**Written request**
Look through the material and tally each line bearing the word "NTNU". Give only the total.

[Collected data entries]
■ ■ ■ ■ ■

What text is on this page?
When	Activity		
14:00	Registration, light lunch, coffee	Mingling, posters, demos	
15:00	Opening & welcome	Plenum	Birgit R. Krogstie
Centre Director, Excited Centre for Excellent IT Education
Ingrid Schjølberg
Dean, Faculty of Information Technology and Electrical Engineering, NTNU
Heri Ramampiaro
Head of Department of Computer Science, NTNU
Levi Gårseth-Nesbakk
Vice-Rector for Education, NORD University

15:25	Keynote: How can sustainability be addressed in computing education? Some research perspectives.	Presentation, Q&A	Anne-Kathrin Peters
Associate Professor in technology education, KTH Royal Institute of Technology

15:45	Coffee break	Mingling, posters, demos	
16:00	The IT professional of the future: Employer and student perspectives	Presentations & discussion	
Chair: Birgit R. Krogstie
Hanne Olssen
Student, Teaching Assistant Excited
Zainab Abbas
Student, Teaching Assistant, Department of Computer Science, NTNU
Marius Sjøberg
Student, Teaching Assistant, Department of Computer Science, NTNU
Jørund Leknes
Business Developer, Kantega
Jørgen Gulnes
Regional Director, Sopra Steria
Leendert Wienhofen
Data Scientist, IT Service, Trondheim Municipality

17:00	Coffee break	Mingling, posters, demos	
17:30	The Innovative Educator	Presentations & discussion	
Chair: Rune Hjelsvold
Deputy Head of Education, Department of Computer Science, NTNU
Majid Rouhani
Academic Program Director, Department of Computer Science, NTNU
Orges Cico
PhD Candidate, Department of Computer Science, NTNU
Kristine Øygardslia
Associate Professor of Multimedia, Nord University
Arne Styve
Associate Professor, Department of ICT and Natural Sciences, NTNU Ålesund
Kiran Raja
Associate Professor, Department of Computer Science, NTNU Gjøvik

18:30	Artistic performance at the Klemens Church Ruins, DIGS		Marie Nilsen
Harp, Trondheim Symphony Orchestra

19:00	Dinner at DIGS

■ ■ ■ ■ ■

**Task solution**
9